* DIRECTIONS *
Print out every line, exactly as written.

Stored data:
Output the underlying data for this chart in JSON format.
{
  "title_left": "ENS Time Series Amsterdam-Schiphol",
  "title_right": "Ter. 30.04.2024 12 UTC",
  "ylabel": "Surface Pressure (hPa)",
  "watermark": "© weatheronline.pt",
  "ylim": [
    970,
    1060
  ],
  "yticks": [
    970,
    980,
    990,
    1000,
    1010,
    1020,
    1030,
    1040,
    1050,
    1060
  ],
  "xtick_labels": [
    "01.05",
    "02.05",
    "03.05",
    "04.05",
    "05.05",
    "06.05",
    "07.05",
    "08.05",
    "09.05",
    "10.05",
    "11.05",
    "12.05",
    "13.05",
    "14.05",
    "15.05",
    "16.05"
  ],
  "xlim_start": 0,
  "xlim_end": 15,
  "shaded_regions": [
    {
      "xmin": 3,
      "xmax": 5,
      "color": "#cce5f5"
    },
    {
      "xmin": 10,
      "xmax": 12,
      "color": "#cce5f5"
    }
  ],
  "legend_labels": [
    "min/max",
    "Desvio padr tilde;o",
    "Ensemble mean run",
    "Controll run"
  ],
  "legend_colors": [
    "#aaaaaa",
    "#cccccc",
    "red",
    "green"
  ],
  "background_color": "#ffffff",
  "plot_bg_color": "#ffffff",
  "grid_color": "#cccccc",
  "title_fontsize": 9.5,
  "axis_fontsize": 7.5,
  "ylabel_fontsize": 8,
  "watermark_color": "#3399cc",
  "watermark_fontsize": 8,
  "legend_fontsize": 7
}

* SOLUTION TO THE EXERCISE *
Output the underlying data for this chart in JSON format.
{
  "title_left": "ENS Time Series Amsterdam-Schiphol",
  "title_right": "Ter. 30.04.2024 12 UTC",
  "ylabel": "Surface Pressure (hPa)",
  "watermark": "© weatheronline.pt",
  "ylim": [
    970,
    1060
  ],
  "yticks": [
    970,
    980,
    990,
    1000,
    1010,
    1020,
    1030,
    1040,
    1050,
    1060
  ],
  "xtick_labels": [
    "01.05",
    "02.05",
    "03.05",
    "04.05",
    "05.05",
    "06.05",
    "07.05",
    "08.05",
    "09.05",
    "10.05",
    "11.05",
    "12.05",
    "13.05",
    "14.05",
    "15.05",
    "16.05"
  ],
  "xlim_start": 0,
  "xlim_end": 15,
  "shaded_regions": [
    {
      "xmin": 3,
      "xmax": 5,
      "color": "#cce5f5"
    },
    {
      "xmin": 10,
      "xmax": 12,
      "color": "#cce5f5"
    }
  ],
  "legend_labels": [
    "min/max",
    "Desvio padr tilde;o",
    "Ensemble mean run",
    "Controll run"
  ],
  "legend_colors": [
    "#aaaaaa",
    "#cccccc",
    "red",
    "green"
  ],
  "background_color": "#ffffff",
  "plot_bg_color": "#ffffff",
  "grid_color": "#cccccc",
  "title_fontsize": 9.5,
  "axis_fontsize": 7.5,
  "ylabel_fontsize": 8,
  "watermark_color": "#3399cc",
  "watermark_fontsize": 8,
  "legend_fontsize": 7
}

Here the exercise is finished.